• [Direction]: Wherever the word "from" appears in a line, copy that line.

• [Listed records]:
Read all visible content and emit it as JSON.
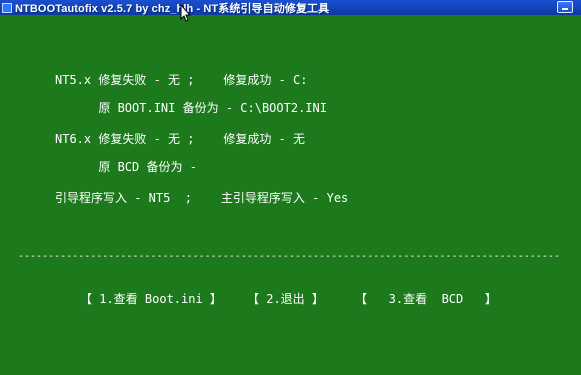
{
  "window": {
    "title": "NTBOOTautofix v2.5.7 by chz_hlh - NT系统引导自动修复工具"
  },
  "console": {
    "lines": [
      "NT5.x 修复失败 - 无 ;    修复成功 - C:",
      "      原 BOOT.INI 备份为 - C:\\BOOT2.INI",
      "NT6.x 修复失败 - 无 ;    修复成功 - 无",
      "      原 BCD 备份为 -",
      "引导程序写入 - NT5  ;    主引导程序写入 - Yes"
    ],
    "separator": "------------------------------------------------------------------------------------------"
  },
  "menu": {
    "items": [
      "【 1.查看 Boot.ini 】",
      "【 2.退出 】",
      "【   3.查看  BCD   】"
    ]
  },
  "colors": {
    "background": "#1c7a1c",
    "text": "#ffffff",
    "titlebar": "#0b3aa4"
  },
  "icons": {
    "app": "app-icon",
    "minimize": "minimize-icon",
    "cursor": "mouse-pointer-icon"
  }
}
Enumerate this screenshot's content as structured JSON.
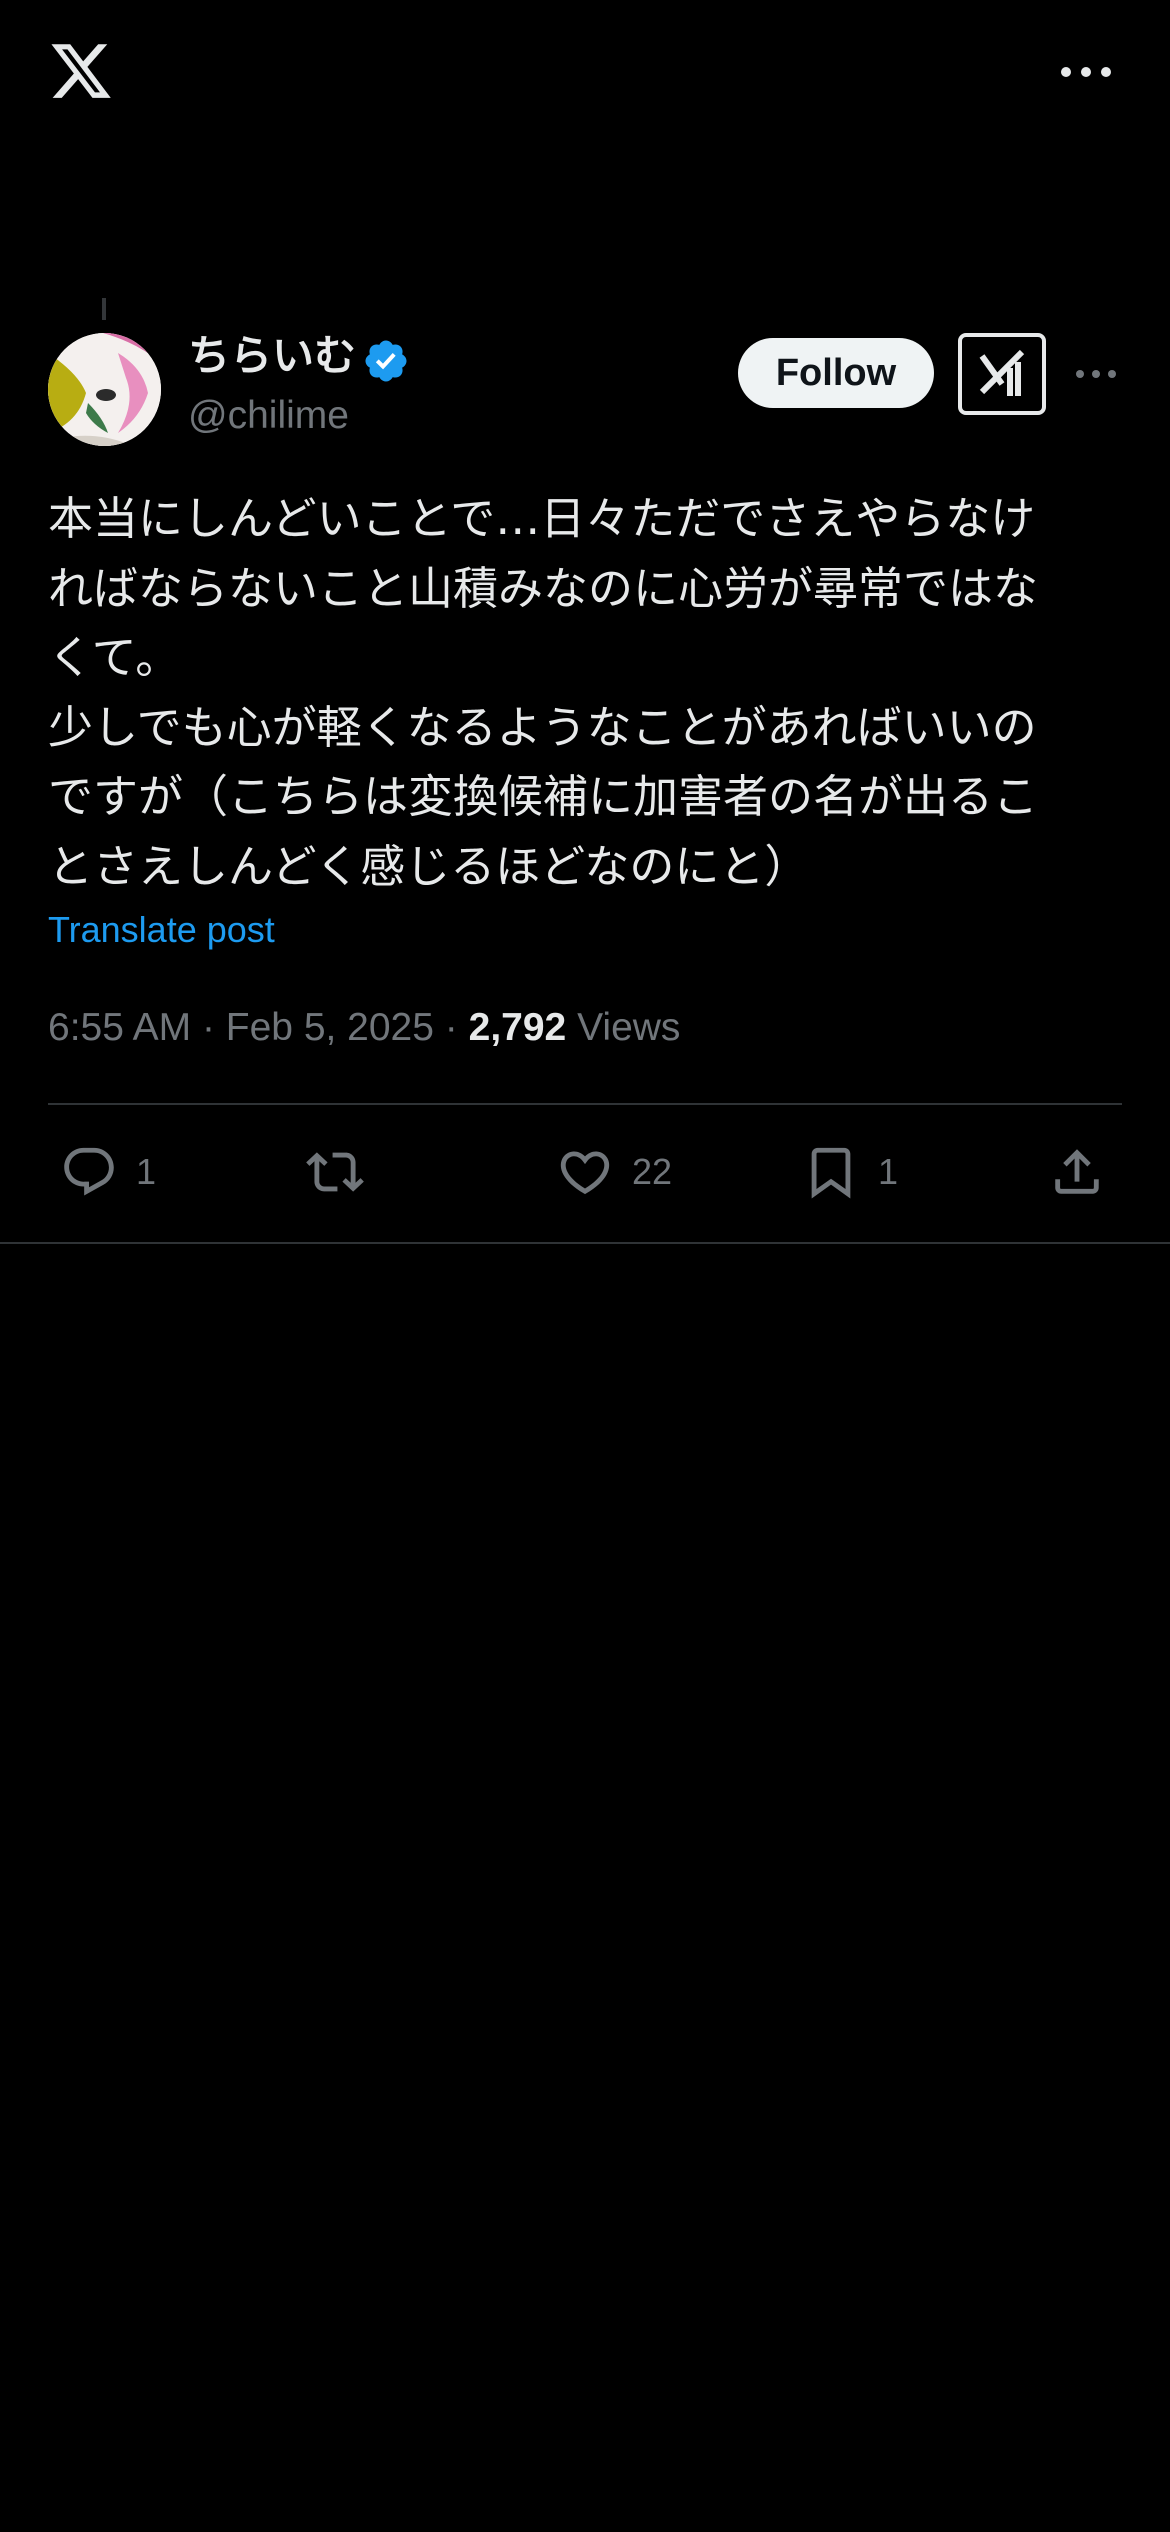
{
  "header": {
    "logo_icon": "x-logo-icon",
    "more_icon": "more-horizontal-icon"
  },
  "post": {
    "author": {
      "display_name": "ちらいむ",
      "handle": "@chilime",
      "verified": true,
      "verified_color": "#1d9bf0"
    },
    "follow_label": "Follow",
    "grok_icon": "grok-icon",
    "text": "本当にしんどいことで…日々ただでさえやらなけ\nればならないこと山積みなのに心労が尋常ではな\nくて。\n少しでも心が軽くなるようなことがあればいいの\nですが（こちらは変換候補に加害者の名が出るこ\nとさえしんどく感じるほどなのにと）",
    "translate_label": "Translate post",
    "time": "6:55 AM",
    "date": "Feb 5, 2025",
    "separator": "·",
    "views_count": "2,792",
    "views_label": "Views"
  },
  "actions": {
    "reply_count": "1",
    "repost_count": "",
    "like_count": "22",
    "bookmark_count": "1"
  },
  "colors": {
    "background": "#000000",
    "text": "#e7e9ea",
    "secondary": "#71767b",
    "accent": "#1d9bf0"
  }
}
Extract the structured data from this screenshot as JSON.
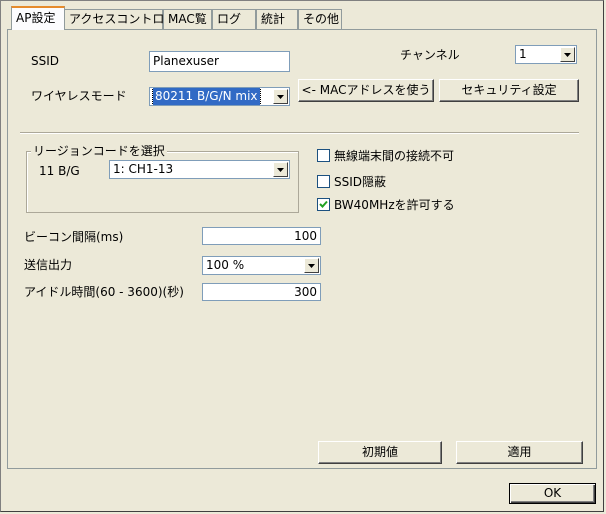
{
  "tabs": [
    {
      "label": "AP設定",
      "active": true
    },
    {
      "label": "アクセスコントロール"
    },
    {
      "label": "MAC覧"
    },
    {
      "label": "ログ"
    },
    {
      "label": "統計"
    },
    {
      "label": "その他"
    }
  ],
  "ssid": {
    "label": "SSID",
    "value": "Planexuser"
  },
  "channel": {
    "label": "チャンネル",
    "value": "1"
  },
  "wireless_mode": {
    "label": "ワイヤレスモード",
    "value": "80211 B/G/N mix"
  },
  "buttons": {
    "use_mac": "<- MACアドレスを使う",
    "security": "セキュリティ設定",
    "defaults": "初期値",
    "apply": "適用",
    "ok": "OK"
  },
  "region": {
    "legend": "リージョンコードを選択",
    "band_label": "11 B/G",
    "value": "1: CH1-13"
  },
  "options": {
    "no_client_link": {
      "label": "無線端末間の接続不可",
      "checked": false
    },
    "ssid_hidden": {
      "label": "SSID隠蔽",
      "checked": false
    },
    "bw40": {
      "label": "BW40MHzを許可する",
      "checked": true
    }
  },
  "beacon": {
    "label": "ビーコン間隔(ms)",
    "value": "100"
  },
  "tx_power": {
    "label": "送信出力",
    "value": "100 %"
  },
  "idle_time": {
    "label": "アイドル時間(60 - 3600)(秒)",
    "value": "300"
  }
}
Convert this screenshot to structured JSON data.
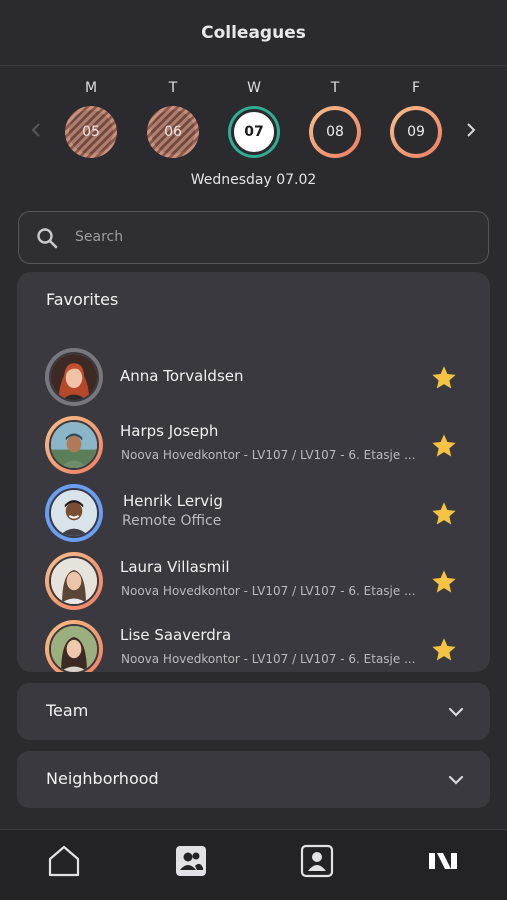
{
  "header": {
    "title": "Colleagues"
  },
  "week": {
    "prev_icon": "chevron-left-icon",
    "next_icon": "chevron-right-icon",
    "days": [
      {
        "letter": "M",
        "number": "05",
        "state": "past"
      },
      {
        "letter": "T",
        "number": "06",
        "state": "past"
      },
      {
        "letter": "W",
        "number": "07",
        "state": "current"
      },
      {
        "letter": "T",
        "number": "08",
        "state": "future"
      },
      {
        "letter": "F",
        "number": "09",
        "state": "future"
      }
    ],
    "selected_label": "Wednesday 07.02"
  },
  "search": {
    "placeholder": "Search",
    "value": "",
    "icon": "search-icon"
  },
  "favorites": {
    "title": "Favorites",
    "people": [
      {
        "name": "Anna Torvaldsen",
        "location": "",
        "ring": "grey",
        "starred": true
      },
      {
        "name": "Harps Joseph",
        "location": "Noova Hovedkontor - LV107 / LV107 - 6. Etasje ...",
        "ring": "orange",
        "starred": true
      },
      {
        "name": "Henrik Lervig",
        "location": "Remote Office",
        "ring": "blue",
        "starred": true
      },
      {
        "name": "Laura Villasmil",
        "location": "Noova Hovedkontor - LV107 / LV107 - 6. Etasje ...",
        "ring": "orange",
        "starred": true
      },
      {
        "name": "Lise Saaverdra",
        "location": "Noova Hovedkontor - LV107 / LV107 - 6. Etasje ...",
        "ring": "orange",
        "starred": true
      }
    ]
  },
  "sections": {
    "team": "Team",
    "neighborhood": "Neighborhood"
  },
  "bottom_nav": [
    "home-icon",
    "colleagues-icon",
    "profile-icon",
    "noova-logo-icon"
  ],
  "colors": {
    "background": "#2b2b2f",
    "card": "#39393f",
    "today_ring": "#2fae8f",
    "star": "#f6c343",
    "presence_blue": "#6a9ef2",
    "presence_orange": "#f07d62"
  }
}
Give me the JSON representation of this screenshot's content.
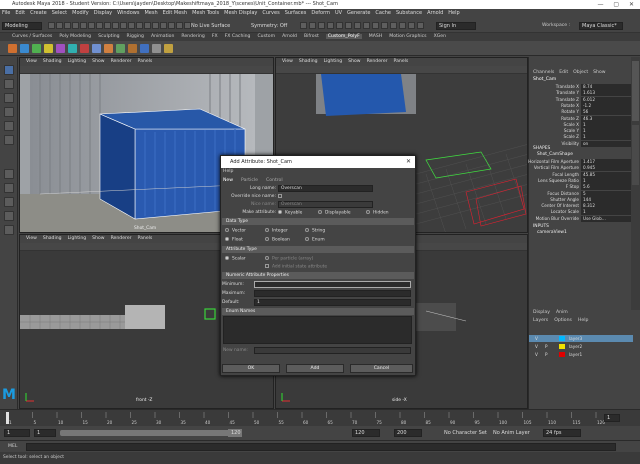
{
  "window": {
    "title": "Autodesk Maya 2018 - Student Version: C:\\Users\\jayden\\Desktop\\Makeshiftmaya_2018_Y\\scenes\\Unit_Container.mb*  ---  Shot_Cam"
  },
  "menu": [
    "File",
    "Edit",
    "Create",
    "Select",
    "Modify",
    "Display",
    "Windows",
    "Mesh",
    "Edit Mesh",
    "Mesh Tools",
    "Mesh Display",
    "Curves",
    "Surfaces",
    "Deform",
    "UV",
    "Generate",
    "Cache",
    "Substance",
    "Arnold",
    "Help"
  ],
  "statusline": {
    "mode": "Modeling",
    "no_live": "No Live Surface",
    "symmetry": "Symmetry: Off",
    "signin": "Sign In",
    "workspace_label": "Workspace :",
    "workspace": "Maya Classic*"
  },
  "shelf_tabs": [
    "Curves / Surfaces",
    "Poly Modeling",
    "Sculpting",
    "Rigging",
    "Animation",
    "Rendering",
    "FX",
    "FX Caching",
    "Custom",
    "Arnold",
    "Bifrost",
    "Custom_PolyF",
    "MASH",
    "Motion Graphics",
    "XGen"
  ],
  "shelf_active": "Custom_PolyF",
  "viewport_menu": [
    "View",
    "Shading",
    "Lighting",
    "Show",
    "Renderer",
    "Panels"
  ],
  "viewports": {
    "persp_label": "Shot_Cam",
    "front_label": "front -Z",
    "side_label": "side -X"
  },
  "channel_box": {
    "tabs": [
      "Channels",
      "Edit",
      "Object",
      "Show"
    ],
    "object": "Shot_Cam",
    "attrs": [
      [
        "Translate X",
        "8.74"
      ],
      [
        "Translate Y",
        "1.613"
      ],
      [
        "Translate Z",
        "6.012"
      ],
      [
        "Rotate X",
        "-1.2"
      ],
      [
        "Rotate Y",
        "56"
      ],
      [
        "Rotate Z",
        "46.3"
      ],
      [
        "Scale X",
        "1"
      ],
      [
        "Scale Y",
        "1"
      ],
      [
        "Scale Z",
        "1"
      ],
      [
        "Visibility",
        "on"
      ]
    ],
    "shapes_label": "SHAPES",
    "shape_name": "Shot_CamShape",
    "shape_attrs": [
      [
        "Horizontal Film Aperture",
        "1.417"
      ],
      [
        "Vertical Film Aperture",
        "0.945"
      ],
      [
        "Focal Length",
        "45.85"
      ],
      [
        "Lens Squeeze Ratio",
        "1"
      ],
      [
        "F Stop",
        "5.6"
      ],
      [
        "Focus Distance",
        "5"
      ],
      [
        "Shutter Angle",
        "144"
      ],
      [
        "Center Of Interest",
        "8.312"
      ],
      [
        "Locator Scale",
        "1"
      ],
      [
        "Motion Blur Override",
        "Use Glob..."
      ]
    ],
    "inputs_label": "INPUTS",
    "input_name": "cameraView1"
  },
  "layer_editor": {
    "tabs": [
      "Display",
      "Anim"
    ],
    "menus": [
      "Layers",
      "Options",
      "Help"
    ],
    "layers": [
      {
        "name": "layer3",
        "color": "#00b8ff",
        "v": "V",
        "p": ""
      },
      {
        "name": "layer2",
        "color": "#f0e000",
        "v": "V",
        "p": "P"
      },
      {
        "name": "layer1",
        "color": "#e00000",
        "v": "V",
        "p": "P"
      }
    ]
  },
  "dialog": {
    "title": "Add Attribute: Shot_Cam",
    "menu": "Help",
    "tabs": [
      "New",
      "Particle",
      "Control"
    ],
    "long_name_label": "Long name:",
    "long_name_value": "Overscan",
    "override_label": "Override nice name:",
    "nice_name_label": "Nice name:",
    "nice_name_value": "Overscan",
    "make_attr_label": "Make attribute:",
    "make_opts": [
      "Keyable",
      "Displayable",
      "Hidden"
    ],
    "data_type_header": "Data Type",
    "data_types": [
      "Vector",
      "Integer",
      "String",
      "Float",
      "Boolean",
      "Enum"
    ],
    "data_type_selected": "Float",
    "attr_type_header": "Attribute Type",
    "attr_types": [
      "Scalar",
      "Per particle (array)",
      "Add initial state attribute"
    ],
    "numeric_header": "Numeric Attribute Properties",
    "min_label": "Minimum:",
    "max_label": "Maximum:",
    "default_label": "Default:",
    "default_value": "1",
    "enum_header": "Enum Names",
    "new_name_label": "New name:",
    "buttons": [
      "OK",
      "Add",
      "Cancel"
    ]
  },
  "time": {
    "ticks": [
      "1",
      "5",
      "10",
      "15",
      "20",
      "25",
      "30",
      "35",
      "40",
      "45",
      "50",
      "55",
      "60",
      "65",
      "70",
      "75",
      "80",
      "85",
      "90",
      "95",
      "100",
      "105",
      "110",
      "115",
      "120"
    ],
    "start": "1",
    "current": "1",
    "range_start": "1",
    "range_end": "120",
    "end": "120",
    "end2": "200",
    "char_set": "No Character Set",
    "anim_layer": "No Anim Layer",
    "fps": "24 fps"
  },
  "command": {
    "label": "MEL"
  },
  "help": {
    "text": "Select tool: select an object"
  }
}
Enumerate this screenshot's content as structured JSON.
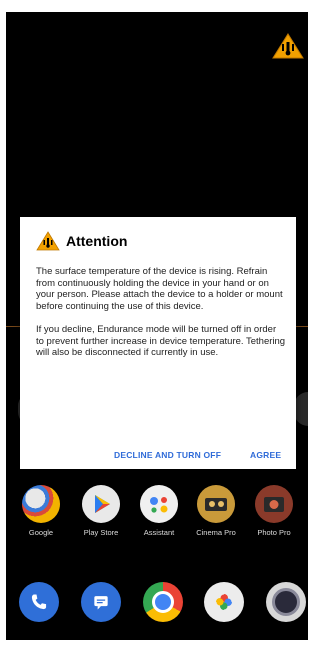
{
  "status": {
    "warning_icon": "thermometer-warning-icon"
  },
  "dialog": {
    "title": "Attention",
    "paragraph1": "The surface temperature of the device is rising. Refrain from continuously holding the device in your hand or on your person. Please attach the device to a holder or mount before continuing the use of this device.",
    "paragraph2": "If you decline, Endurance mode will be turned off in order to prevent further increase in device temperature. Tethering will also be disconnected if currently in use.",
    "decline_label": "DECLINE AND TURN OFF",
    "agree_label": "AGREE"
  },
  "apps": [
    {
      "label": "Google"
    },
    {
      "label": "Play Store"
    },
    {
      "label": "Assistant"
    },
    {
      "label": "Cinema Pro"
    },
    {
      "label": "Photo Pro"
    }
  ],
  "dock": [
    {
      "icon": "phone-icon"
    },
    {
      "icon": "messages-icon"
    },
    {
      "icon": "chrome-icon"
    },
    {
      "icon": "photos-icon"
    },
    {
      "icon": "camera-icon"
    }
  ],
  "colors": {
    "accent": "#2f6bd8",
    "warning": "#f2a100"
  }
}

• [Response to the task]:
Extract the structured data from this screenshot as JSON.
    "paragraph1": "The surface temperature of the device is rising. Refrain from continuously holding the device in your hand or on your person. Please attach the device to a holder or mount before continuing the use of this device.",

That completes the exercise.